Exercise objective =
Reproduce the material in full, unchanged.

[Part of a data file]

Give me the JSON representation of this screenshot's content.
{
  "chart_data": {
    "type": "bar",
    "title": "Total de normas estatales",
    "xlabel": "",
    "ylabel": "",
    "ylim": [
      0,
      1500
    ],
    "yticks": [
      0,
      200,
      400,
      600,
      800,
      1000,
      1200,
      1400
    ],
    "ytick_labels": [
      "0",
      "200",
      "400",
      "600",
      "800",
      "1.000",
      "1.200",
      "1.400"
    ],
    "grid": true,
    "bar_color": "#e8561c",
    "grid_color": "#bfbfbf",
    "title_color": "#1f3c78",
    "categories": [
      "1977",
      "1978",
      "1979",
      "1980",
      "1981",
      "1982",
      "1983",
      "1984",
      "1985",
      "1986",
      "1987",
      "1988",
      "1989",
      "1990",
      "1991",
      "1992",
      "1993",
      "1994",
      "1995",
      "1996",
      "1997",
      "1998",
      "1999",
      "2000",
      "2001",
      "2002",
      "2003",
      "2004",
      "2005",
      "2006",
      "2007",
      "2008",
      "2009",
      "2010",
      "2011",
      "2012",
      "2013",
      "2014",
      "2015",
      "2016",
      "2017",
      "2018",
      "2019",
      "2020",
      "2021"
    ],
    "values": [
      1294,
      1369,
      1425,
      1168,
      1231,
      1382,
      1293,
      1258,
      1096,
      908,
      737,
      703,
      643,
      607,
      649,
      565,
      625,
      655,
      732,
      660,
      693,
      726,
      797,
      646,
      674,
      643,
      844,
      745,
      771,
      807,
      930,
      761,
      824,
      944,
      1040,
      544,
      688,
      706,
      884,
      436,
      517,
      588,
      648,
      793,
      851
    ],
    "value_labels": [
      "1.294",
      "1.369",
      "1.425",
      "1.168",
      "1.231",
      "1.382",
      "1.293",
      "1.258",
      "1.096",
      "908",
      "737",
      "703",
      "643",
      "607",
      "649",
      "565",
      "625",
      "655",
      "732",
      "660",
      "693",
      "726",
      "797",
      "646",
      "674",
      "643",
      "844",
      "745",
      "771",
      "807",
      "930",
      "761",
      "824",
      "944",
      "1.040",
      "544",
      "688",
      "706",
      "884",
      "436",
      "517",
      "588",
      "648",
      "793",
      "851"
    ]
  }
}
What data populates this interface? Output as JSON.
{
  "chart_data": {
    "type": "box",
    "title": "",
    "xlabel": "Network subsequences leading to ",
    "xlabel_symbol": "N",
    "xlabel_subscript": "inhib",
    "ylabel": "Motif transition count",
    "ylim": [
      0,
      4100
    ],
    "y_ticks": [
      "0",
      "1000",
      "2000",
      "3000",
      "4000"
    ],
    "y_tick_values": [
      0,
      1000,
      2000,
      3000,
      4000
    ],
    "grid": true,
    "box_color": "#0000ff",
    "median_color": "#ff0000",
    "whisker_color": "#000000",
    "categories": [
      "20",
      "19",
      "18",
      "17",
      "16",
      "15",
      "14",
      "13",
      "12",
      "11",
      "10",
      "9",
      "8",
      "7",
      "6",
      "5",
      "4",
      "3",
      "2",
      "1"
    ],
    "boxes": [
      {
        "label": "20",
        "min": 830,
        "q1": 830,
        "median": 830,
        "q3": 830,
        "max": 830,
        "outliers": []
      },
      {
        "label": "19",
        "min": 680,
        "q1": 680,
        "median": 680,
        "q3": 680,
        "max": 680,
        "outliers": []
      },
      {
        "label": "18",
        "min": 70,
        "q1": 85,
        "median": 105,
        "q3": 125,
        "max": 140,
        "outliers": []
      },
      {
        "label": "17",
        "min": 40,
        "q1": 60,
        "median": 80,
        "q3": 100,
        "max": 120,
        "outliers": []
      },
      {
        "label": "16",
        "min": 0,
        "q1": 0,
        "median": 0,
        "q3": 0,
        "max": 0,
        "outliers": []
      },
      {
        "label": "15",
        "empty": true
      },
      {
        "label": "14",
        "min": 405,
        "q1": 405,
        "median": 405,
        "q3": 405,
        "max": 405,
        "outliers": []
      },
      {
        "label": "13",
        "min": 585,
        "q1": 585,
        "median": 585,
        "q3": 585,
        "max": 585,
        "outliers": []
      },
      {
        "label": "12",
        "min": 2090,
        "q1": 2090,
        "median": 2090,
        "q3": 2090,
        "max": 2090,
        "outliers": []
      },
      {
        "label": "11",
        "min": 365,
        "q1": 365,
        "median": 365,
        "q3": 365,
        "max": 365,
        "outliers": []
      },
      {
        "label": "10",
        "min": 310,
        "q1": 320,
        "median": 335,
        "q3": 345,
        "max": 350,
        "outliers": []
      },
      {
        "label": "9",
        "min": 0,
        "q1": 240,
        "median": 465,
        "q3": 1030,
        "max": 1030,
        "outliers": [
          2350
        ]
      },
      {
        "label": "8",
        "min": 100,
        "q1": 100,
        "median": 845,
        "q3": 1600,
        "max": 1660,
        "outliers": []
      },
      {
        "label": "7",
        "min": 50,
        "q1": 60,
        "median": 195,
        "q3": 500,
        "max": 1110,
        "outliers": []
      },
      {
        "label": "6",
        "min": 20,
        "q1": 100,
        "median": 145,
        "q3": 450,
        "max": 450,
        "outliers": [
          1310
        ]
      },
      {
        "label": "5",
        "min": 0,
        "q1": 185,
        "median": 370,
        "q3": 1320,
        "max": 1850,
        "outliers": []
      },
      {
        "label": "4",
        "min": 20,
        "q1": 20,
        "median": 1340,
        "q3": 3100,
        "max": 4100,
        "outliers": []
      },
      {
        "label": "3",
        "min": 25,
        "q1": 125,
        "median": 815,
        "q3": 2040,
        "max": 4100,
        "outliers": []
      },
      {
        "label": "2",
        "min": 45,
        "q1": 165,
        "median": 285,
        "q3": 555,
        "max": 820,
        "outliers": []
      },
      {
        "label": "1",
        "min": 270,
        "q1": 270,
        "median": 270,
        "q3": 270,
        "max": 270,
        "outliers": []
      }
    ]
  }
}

Result of the exercise =
Give me the JSON representation of this screenshot's content.
{
  "chart_data": {
    "type": "bar",
    "title": "Total de normas estatales",
    "xlabel": "",
    "ylabel": "",
    "ylim": [
      0,
      1500
    ],
    "yticks": [
      0,
      200,
      400,
      600,
      800,
      1000,
      1200,
      1400
    ],
    "ytick_labels": [
      "0",
      "200",
      "400",
      "600",
      "800",
      "1.000",
      "1.200",
      "1.400"
    ],
    "grid": true,
    "bar_color": "#e8561c",
    "grid_color": "#bfbfbf",
    "title_color": "#1f3c78",
    "categories": [
      "1977",
      "1978",
      "1979",
      "1980",
      "1981",
      "1982",
      "1983",
      "1984",
      "1985",
      "1986",
      "1987",
      "1988",
      "1989",
      "1990",
      "1991",
      "1992",
      "1993",
      "1994",
      "1995",
      "1996",
      "1997",
      "1998",
      "1999",
      "2000",
      "2001",
      "2002",
      "2003",
      "2004",
      "2005",
      "2006",
      "2007",
      "2008",
      "2009",
      "2010",
      "2011",
      "2012",
      "2013",
      "2014",
      "2015",
      "2016",
      "2017",
      "2018",
      "2019",
      "2020",
      "2021"
    ],
    "values": [
      1294,
      1369,
      1425,
      1168,
      1231,
      1382,
      1293,
      1258,
      1096,
      908,
      737,
      703,
      643,
      607,
      649,
      565,
      625,
      655,
      732,
      660,
      693,
      726,
      797,
      646,
      674,
      643,
      844,
      745,
      771,
      807,
      930,
      761,
      824,
      944,
      1040,
      544,
      688,
      706,
      884,
      436,
      517,
      588,
      648,
      793,
      851
    ],
    "value_labels": [
      "1.294",
      "1.369",
      "1.425",
      "1.168",
      "1.231",
      "1.382",
      "1.293",
      "1.258",
      "1.096",
      "908",
      "737",
      "703",
      "643",
      "607",
      "649",
      "565",
      "625",
      "655",
      "732",
      "660",
      "693",
      "726",
      "797",
      "646",
      "674",
      "643",
      "844",
      "745",
      "771",
      "807",
      "930",
      "761",
      "824",
      "944",
      "1.040",
      "544",
      "688",
      "706",
      "884",
      "436",
      "517",
      "588",
      "648",
      "793",
      "851"
    ]
  }
}
What data populates this interface? Output as JSON.
{
  "chart_data": {
    "type": "box",
    "title": "",
    "xlabel": "Network subsequences leading to ",
    "xlabel_symbol": "N",
    "xlabel_subscript": "inhib",
    "ylabel": "Motif transition count",
    "ylim": [
      0,
      4100
    ],
    "y_ticks": [
      "0",
      "1000",
      "2000",
      "3000",
      "4000"
    ],
    "y_tick_values": [
      0,
      1000,
      2000,
      3000,
      4000
    ],
    "grid": true,
    "box_color": "#0000ff",
    "median_color": "#ff0000",
    "whisker_color": "#000000",
    "categories": [
      "20",
      "19",
      "18",
      "17",
      "16",
      "15",
      "14",
      "13",
      "12",
      "11",
      "10",
      "9",
      "8",
      "7",
      "6",
      "5",
      "4",
      "3",
      "2",
      "1"
    ],
    "boxes": [
      {
        "label": "20",
        "min": 830,
        "q1": 830,
        "median": 830,
        "q3": 830,
        "max": 830,
        "outliers": []
      },
      {
        "label": "19",
        "min": 680,
        "q1": 680,
        "median": 680,
        "q3": 680,
        "max": 680,
        "outliers": []
      },
      {
        "label": "18",
        "min": 70,
        "q1": 85,
        "median": 105,
        "q3": 125,
        "max": 140,
        "outliers": []
      },
      {
        "label": "17",
        "min": 40,
        "q1": 60,
        "median": 80,
        "q3": 100,
        "max": 120,
        "outliers": []
      },
      {
        "label": "16",
        "min": 0,
        "q1": 0,
        "median": 0,
        "q3": 0,
        "max": 0,
        "outliers": []
      },
      {
        "label": "15",
        "empty": true
      },
      {
        "label": "14",
        "min": 405,
        "q1": 405,
        "median": 405,
        "q3": 405,
        "max": 405,
        "outliers": []
      },
      {
        "label": "13",
        "min": 585,
        "q1": 585,
        "median": 585,
        "q3": 585,
        "max": 585,
        "outliers": []
      },
      {
        "label": "12",
        "min": 2090,
        "q1": 2090,
        "median": 2090,
        "q3": 2090,
        "max": 2090,
        "outliers": []
      },
      {
        "label": "11",
        "min": 365,
        "q1": 365,
        "median": 365,
        "q3": 365,
        "max": 365,
        "outliers": []
      },
      {
        "label": "10",
        "min": 310,
        "q1": 320,
        "median": 335,
        "q3": 345,
        "max": 350,
        "outliers": []
      },
      {
        "label": "9",
        "min": 0,
        "q1": 240,
        "median": 465,
        "q3": 1030,
        "max": 1030,
        "outliers": [
          2350
        ]
      },
      {
        "label": "8",
        "min": 100,
        "q1": 100,
        "median": 845,
        "q3": 1600,
        "max": 1660,
        "outliers": []
      },
      {
        "label": "7",
        "min": 50,
        "q1": 60,
        "median": 195,
        "q3": 500,
        "max": 1110,
        "outliers": []
      },
      {
        "label": "6",
        "min": 20,
        "q1": 100,
        "median": 145,
        "q3": 450,
        "max": 450,
        "outliers": [
          1310
        ]
      },
      {
        "label": "5",
        "min": 0,
        "q1": 185,
        "median": 370,
        "q3": 1320,
        "max": 1850,
        "outliers": []
      },
      {
        "label": "4",
        "min": 20,
        "q1": 20,
        "median": 1340,
        "q3": 3100,
        "max": 4100,
        "outliers": []
      },
      {
        "label": "3",
        "min": 25,
        "q1": 125,
        "median": 815,
        "q3": 2040,
        "max": 4100,
        "outliers": []
      },
      {
        "label": "2",
        "min": 45,
        "q1": 165,
        "median": 285,
        "q3": 555,
        "max": 820,
        "outliers": []
      },
      {
        "label": "1",
        "min": 270,
        "q1": 270,
        "median": 270,
        "q3": 270,
        "max": 270,
        "outliers": []
      }
    ]
  }
}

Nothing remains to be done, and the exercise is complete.